We may have to pay liquidated damages of $3.3 million to the investors in our recent financing of Series B Preferred Stock, Debentures and Warrants.
In July 2014, we sold an aggregate of 12,300 shares of our Series B Preferred Stock, convertible into 4,795,321 shares of our common stock at an initial conversion price of $2.565, $15.0 million of Debentures, convertible into 5,847,955 shares of our common stock at an initial conversion price of $2.565, and Series A Common Stock Warrants to purchase up to 5,847,955 shares of our common stock and Series B Common Stock Warrants to purchase up to 4,795,321 shares of our common stock, for aggregate gross proceeds of $27.3 million to certain institutional investors (the “Purchasers”). In connection with this financing, we granted to the Purchasers resale registration rights with respect to the shares of common stock underlying the Series B Preferred Stock, the Debentures and the Warrants pursuant to the terms of a Registration Rights Agreement. In addition to the registration rights, the Purchasers are entitled to receive liquidated damages upon the occurrence of a number of events relating to filing, getting effective and maintaining an effective registration statement covering the shares underlying the Series B Preferred Stock, the Debentures and the warrants, including a failure to file a resale registration statement by no later than August 20, 2014, and a failure to have such resale registration statement declared effective by the SEC by no later than October 19, 2014. The liquidated damages will be payable upon the occurrence of each of those events and each monthly anniversary thereof until cured. The amount of liquidated damages payable upon each event and the monthly anniversary of such event is equal to 2.0% of the aggregate purchase price paid by each Purchaser, provided, however, the maximum aggregate liquidated damages payable to a Purchaser shall be 12% of the aggregate subscription amount paid by such Purchaser pursuant to the Purchase Agreement. The liquidated damages shall accrue interest at a rate of 12% per annum (or such lesser amount that is permitted to be paid by applicable law), accruing on a daily basis for each event until such event is cured.
MelaFind® may not be widely accepted by the dermatological community.
The success of MelaFind® will depend upon the level of acceptance by dermatologists who perform skin examinations and treat patients who are at high risk for melanoma that the evaluation information provided by MelaFind® is medically useful and reliable. We will be subject to intense scrutiny before physicians will be comfortable incorporating MelaFind® in their diagnostic approaches. We believe that recommendations by respected physicians will be essential for the development and successful marketing of MelaFind®; however, there can be no assurance that a significant number of such recommendations will be obtained. To date, the medical community outside of our customer base has had little exposure to us and MelaFind®. The medical community is often skeptical of new companies and new technologies, thus, we may be unable to gain access to potential customers in order to demonstrate the operation and effectiveness of MelaFind®. Even if we gain access to potential customers, no assurance can be given that members of the dermatological medical community will perceive a need for or accept MelaFind®. This challenge is not new to the diagnostic device industry as many devices suffer the same initial market reluctance, as integrating new diagnostic tools present a challenge of adaption that many physicians are not active in overcoming. As such, physicians who are trained to trust their clinical diagnostic accuracy may not see the need to add diagnostic tools to their already established clinical management process. Any of the foregoing factors, or other currently unforeseen factors, could limit or detract from market acceptance of MelaFind® by the dermatological community. Insufficient market acceptance of MelaFind® would have a material adverse effect on our business, financial condition and results of operations.

—————

▶ _ASSIGNMENT_:
Translate this sentence from the risk-factors text above into Spanish: "To date, the medical community outside of our customer base has had little exposure to us and MelaFind®."

—————

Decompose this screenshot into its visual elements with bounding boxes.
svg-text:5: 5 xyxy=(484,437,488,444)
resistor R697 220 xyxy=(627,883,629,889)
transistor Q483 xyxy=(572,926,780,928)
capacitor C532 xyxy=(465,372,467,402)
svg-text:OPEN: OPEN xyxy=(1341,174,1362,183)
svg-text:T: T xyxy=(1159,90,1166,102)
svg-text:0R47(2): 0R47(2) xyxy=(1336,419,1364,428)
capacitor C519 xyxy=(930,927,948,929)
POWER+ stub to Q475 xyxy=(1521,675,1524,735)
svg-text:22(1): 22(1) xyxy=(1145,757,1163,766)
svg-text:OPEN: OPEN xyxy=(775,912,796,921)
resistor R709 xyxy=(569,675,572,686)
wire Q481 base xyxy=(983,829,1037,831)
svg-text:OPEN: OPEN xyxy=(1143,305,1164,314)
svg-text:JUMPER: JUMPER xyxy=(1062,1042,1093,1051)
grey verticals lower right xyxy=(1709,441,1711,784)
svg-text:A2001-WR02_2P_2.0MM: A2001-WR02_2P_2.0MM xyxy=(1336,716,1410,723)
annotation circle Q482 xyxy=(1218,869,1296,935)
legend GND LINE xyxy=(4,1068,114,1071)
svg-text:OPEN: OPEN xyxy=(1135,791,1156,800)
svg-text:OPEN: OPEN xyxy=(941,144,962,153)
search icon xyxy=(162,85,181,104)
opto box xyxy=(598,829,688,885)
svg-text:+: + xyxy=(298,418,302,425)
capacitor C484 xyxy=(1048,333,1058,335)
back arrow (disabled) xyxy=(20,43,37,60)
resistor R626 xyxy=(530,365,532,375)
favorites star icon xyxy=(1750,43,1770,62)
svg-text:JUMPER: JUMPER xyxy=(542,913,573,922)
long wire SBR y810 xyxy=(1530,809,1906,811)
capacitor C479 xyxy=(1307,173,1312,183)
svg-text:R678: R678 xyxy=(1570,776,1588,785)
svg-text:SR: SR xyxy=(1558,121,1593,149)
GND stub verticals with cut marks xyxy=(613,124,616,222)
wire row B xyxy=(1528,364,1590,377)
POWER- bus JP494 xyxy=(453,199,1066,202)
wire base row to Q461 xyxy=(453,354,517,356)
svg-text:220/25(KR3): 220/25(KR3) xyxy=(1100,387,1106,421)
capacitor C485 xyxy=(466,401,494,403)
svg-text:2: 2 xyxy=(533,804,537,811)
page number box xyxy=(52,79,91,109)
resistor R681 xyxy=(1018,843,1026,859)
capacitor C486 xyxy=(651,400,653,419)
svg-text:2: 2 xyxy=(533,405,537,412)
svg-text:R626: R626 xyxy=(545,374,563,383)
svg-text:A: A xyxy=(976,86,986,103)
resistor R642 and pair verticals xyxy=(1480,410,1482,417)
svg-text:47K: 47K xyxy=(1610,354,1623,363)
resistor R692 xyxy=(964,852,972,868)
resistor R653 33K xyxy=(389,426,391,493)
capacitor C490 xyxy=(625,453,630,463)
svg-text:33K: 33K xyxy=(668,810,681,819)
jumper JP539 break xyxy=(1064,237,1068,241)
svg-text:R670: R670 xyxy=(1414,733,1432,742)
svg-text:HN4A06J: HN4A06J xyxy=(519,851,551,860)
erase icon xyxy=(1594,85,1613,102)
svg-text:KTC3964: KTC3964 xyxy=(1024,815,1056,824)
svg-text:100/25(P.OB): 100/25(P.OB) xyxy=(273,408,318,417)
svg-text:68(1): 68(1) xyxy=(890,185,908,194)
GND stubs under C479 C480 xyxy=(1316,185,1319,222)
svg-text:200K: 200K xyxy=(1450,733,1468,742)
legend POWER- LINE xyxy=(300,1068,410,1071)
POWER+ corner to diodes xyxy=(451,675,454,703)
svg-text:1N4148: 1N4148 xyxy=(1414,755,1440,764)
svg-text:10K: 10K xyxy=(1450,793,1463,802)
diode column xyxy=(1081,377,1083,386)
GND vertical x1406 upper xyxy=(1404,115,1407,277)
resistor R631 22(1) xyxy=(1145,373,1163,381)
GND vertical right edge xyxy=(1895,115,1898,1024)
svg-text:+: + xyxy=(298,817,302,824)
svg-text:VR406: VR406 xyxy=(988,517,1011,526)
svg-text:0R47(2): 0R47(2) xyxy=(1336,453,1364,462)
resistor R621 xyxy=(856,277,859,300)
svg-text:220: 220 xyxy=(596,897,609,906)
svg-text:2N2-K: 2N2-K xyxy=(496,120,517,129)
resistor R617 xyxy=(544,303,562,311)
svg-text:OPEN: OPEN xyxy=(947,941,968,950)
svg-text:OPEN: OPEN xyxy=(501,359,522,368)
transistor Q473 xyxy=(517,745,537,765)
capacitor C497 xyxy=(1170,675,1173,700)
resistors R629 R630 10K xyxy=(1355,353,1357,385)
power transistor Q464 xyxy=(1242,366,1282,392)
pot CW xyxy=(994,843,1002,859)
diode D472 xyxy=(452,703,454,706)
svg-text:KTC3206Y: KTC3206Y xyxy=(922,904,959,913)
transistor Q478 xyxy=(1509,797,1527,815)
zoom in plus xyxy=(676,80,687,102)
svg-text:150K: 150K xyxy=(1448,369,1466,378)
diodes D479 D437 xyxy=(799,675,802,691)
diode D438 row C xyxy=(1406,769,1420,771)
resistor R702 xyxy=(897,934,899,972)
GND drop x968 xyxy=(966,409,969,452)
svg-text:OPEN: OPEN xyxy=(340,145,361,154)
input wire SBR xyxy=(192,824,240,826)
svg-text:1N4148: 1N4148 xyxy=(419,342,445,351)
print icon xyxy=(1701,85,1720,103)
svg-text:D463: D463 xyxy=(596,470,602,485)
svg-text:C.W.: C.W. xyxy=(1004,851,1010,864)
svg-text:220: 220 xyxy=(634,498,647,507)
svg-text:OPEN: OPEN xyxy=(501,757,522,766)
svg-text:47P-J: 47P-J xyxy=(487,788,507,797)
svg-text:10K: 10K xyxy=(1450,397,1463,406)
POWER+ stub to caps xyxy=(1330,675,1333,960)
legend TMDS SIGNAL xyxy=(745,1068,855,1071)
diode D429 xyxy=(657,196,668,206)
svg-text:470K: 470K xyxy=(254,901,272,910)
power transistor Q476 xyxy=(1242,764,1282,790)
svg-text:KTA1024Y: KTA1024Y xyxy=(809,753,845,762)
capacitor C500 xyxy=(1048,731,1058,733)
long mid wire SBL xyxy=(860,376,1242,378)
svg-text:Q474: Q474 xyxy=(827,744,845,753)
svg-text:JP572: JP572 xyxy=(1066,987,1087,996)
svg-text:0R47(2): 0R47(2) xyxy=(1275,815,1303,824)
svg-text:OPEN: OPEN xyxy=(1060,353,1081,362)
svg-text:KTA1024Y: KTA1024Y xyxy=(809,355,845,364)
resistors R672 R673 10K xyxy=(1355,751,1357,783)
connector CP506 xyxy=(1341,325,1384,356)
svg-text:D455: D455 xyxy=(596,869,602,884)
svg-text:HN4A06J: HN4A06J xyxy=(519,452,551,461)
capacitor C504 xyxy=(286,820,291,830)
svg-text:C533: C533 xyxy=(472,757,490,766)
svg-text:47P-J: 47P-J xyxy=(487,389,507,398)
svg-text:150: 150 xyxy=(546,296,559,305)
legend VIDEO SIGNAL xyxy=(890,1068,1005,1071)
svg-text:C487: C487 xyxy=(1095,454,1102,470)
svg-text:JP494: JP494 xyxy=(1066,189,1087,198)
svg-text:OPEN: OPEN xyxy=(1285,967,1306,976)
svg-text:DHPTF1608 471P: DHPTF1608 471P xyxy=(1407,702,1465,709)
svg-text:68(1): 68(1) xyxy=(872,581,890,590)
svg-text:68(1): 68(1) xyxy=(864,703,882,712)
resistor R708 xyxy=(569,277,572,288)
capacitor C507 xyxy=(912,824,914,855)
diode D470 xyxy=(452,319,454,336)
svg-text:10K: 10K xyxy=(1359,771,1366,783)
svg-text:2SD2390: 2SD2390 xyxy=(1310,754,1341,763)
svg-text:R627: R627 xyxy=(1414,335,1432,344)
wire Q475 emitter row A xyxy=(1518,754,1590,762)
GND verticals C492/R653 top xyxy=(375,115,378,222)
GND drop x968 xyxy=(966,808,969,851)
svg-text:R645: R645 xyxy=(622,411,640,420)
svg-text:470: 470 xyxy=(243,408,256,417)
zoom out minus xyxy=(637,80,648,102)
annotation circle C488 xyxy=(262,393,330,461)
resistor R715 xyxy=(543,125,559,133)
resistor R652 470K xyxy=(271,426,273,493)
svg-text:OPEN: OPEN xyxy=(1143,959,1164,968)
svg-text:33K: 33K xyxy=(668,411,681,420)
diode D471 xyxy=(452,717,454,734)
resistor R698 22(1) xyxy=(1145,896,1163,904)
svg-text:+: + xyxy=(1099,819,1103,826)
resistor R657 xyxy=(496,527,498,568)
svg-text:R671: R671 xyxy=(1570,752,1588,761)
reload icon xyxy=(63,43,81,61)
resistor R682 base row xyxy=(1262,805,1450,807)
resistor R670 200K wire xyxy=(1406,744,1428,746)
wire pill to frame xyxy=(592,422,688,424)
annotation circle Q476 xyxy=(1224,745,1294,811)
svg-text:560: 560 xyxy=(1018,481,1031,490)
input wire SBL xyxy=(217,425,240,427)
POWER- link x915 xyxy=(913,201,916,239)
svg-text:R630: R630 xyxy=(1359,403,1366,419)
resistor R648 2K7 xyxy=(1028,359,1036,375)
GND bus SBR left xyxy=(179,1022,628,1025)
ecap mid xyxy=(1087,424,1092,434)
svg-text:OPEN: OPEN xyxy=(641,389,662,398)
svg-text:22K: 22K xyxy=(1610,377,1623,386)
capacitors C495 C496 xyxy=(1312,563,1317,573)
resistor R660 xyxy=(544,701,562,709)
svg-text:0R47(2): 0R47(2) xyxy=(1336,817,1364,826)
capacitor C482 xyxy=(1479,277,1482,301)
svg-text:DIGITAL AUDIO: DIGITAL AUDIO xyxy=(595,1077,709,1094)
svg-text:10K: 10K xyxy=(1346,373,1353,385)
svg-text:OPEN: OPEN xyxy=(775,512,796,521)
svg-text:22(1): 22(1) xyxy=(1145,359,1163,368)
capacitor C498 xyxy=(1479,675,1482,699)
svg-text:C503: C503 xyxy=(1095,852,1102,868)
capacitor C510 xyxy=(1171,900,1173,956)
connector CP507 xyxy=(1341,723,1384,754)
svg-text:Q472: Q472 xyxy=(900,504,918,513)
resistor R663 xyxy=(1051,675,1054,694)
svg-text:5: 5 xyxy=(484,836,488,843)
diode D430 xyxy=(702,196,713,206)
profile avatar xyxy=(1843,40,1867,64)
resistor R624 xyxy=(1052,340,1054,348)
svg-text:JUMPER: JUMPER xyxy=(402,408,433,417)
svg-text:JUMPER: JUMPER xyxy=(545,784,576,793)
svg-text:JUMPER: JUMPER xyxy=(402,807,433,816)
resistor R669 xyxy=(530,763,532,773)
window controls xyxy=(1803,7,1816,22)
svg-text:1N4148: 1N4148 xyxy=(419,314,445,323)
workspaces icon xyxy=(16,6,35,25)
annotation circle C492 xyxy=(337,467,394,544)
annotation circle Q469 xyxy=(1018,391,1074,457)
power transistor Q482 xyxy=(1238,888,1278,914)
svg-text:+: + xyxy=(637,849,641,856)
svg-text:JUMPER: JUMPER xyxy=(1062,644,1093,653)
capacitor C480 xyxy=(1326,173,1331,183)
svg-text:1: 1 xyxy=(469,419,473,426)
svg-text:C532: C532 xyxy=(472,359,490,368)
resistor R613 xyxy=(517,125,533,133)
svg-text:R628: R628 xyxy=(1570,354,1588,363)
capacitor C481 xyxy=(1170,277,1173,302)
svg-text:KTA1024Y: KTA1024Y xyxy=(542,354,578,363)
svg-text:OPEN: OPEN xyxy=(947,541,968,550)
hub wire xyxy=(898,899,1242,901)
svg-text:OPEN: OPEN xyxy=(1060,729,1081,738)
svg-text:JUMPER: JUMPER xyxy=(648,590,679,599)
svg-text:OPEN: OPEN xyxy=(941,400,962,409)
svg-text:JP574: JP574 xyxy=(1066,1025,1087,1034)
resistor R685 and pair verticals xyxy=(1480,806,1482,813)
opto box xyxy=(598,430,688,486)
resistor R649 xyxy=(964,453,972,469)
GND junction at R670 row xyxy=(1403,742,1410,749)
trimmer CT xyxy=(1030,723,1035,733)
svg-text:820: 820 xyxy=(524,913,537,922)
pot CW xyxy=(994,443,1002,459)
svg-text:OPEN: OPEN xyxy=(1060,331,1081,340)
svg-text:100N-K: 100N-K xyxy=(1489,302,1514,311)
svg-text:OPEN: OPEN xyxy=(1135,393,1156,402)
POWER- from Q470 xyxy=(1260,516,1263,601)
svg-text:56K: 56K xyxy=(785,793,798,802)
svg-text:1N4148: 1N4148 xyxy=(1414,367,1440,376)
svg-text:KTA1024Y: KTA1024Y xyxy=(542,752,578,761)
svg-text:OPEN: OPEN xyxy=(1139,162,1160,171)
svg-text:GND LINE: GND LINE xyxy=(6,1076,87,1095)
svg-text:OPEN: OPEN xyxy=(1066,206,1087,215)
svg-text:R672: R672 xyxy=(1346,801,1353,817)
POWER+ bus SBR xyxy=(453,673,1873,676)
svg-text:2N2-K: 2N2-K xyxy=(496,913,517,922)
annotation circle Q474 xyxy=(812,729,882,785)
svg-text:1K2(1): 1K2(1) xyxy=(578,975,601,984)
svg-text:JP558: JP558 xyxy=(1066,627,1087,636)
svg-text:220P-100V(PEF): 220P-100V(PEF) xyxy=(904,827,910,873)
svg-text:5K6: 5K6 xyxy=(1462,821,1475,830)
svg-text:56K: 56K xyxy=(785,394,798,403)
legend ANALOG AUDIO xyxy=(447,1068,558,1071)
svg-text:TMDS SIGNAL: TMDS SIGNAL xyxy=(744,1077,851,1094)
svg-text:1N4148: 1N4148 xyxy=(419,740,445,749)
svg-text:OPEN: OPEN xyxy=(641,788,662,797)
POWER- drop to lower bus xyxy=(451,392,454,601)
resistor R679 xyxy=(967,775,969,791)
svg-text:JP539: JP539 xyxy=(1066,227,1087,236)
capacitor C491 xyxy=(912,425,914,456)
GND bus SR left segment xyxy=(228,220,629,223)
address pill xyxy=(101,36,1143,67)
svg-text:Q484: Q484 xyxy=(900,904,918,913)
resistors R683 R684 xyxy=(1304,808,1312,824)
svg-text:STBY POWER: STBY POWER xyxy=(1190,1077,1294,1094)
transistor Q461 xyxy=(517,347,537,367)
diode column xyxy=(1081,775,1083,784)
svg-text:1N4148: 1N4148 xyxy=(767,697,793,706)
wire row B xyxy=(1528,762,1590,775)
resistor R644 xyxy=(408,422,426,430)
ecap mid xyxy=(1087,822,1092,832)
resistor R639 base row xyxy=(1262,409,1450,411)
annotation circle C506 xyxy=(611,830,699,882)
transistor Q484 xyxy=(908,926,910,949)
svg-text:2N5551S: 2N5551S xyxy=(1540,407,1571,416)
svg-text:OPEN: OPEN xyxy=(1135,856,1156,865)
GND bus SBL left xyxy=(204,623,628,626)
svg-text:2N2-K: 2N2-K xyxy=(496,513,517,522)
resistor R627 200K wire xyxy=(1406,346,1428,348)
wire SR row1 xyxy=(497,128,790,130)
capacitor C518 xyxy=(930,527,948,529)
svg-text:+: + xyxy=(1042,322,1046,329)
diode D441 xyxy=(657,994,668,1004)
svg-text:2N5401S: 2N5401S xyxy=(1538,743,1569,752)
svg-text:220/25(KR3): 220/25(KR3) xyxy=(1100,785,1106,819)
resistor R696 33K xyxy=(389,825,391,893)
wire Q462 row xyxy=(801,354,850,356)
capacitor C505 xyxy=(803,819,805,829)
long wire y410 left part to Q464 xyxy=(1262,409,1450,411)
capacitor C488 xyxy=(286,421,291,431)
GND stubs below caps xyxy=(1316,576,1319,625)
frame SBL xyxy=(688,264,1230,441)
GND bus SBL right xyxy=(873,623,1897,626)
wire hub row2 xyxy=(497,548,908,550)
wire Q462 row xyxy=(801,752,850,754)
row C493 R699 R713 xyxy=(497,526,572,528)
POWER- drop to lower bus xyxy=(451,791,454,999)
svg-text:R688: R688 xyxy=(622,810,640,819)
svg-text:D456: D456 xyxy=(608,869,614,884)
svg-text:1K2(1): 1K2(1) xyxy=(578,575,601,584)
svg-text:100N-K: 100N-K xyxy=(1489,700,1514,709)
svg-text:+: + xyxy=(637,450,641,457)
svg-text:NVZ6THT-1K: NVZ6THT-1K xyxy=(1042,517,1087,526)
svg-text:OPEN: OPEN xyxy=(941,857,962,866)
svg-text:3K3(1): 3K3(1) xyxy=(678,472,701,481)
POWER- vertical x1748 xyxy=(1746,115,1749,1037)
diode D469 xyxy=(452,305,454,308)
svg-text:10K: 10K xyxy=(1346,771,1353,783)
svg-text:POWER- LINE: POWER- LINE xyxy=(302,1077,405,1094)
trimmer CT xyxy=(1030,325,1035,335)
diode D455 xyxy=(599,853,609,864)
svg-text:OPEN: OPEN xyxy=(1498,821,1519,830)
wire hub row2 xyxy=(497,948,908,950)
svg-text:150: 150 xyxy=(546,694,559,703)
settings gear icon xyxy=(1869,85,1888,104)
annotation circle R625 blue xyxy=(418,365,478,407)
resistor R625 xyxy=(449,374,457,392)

—————

▶ _EXERCISE ANSWER_:
Hasta la fecha, la comunidad médica ajena a nuestra base de clientes ha tenido poco contacto con nosotros y con MelaFind®.